§ **What is expected**
Verbatim output of all the material below is required.

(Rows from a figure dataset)
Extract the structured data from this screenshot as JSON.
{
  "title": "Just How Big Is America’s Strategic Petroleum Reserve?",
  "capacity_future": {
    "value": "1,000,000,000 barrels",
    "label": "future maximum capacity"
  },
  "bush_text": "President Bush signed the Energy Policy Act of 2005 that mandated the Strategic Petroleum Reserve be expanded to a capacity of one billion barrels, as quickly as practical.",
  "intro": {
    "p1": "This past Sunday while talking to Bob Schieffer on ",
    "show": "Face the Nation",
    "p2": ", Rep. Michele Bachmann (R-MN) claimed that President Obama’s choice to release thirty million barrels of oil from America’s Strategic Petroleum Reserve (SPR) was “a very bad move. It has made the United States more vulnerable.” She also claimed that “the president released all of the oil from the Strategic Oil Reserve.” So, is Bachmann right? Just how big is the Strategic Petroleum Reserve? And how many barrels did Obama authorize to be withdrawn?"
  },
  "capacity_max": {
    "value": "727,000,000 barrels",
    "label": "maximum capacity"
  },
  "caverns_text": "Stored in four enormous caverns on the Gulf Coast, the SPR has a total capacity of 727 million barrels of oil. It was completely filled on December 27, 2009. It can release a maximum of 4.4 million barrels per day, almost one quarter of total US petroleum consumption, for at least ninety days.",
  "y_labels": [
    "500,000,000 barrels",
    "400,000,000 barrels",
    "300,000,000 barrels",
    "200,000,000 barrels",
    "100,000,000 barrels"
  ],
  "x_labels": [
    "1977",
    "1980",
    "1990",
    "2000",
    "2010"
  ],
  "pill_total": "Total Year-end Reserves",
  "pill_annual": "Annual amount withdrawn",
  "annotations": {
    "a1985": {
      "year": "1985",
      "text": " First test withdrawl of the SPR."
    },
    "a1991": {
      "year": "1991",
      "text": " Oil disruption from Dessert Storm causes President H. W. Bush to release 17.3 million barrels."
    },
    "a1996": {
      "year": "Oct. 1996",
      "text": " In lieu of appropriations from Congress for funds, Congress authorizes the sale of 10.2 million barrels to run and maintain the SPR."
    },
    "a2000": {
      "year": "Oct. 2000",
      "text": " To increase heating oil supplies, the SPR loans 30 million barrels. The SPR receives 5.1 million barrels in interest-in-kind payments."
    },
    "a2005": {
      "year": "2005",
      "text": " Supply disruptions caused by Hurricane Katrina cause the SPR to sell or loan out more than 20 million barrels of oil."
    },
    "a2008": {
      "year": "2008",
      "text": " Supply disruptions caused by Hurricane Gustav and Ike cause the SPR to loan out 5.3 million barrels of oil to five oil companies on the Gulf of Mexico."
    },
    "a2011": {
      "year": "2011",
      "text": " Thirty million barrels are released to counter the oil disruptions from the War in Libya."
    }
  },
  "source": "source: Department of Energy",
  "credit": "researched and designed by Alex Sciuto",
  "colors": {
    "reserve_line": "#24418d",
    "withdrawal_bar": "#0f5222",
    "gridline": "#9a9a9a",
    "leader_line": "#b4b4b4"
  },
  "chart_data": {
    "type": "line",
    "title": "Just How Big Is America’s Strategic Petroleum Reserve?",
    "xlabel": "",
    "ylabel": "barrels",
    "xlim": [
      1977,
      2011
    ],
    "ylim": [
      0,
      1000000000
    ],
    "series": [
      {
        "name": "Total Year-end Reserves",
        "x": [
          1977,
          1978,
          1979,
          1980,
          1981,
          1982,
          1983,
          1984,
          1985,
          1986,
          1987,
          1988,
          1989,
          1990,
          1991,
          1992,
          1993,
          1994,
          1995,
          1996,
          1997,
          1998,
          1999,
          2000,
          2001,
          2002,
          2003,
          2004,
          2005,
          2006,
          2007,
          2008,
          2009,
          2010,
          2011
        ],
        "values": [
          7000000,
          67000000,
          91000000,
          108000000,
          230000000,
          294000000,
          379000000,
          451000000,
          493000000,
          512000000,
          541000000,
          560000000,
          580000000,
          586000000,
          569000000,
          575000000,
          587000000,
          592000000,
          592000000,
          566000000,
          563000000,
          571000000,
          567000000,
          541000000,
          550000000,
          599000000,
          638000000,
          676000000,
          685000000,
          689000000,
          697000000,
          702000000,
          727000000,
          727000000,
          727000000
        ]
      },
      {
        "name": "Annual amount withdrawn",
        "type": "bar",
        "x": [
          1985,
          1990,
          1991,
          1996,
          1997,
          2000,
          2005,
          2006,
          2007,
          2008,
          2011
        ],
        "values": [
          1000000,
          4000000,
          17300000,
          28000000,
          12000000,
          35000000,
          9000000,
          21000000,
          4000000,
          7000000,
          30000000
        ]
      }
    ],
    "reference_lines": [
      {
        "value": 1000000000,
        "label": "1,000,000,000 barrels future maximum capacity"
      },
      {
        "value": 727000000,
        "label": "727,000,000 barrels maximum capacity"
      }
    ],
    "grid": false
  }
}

§ **Result below**
Extract the structured data from this screenshot as JSON.
{
  "title": "Just How Big Is America’s Strategic Petroleum Reserve?",
  "capacity_future": {
    "value": "1,000,000,000 barrels",
    "label": "future maximum capacity"
  },
  "bush_text": "President Bush signed the Energy Policy Act of 2005 that mandated the Strategic Petroleum Reserve be expanded to a capacity of one billion barrels, as quickly as practical.",
  "intro": {
    "p1": "This past Sunday while talking to Bob Schieffer on ",
    "show": "Face the Nation",
    "p2": ", Rep. Michele Bachmann (R-MN) claimed that President Obama’s choice to release thirty million barrels of oil from America’s Strategic Petroleum Reserve (SPR) was “a very bad move. It has made the United States more vulnerable.” She also claimed that “the president released all of the oil from the Strategic Oil Reserve.” So, is Bachmann right? Just how big is the Strategic Petroleum Reserve? And how many barrels did Obama authorize to be withdrawn?"
  },
  "capacity_max": {
    "value": "727,000,000 barrels",
    "label": "maximum capacity"
  },
  "caverns_text": "Stored in four enormous caverns on the Gulf Coast, the SPR has a total capacity of 727 million barrels of oil. It was completely filled on December 27, 2009. It can release a maximum of 4.4 million barrels per day, almost one quarter of total US petroleum consumption, for at least ninety days.",
  "y_labels": [
    "500,000,000 barrels",
    "400,000,000 barrels",
    "300,000,000 barrels",
    "200,000,000 barrels",
    "100,000,000 barrels"
  ],
  "x_labels": [
    "1977",
    "1980",
    "1990",
    "2000",
    "2010"
  ],
  "pill_total": "Total Year-end Reserves",
  "pill_annual": "Annual amount withdrawn",
  "annotations": {
    "a1985": {
      "year": "1985",
      "text": " First test withdrawl of the SPR."
    },
    "a1991": {
      "year": "1991",
      "text": " Oil disruption from Dessert Storm causes President H. W. Bush to release 17.3 million barrels."
    },
    "a1996": {
      "year": "Oct. 1996",
      "text": " In lieu of appropriations from Congress for funds, Congress authorizes the sale of 10.2 million barrels to run and maintain the SPR."
    },
    "a2000": {
      "year": "Oct. 2000",
      "text": " To increase heating oil supplies, the SPR loans 30 million barrels. The SPR receives 5.1 million barrels in interest-in-kind payments."
    },
    "a2005": {
      "year": "2005",
      "text": " Supply disruptions caused by Hurricane Katrina cause the SPR to sell or loan out more than 20 million barrels of oil."
    },
    "a2008": {
      "year": "2008",
      "text": " Supply disruptions caused by Hurricane Gustav and Ike cause the SPR to loan out 5.3 million barrels of oil to five oil companies on the Gulf of Mexico."
    },
    "a2011": {
      "year": "2011",
      "text": " Thirty million barrels are released to counter the oil disruptions from the War in Libya."
    }
  },
  "source": "source: Department of Energy",
  "credit": "researched and designed by Alex Sciuto",
  "colors": {
    "reserve_line": "#24418d",
    "withdrawal_bar": "#0f5222",
    "gridline": "#9a9a9a",
    "leader_line": "#b4b4b4"
  },
  "chart_data": {
    "type": "line",
    "title": "Just How Big Is America’s Strategic Petroleum Reserve?",
    "xlabel": "",
    "ylabel": "barrels",
    "xlim": [
      1977,
      2011
    ],
    "ylim": [
      0,
      1000000000
    ],
    "series": [
      {
        "name": "Total Year-end Reserves",
        "x": [
          1977,
          1978,
          1979,
          1980,
          1981,
          1982,
          1983,
          1984,
          1985,
          1986,
          1987,
          1988,
          1989,
          1990,
          1991,
          1992,
          1993,
          1994,
          1995,
          1996,
          1997,
          1998,
          1999,
          2000,
          2001,
          2002,
          2003,
          2004,
          2005,
          2006,
          2007,
          2008,
          2009,
          2010,
          2011
        ],
        "values": [
          7000000,
          67000000,
          91000000,
          108000000,
          230000000,
          294000000,
          379000000,
          451000000,
          493000000,
          512000000,
          541000000,
          560000000,
          580000000,
          586000000,
          569000000,
          575000000,
          587000000,
          592000000,
          592000000,
          566000000,
          563000000,
          571000000,
          567000000,
          541000000,
          550000000,
          599000000,
          638000000,
          676000000,
          685000000,
          689000000,
          697000000,
          702000000,
          727000000,
          727000000,
          727000000
        ]
      },
      {
        "name": "Annual amount withdrawn",
        "type": "bar",
        "x": [
          1985,
          1990,
          1991,
          1996,
          1997,
          2000,
          2005,
          2006,
          2007,
          2008,
          2011
        ],
        "values": [
          1000000,
          4000000,
          17300000,
          28000000,
          12000000,
          35000000,
          9000000,
          21000000,
          4000000,
          7000000,
          30000000
        ]
      }
    ],
    "reference_lines": [
      {
        "value": 1000000000,
        "label": "1,000,000,000 barrels future maximum capacity"
      },
      {
        "value": 727000000,
        "label": "727,000,000 barrels maximum capacity"
      }
    ],
    "grid": false
  }
}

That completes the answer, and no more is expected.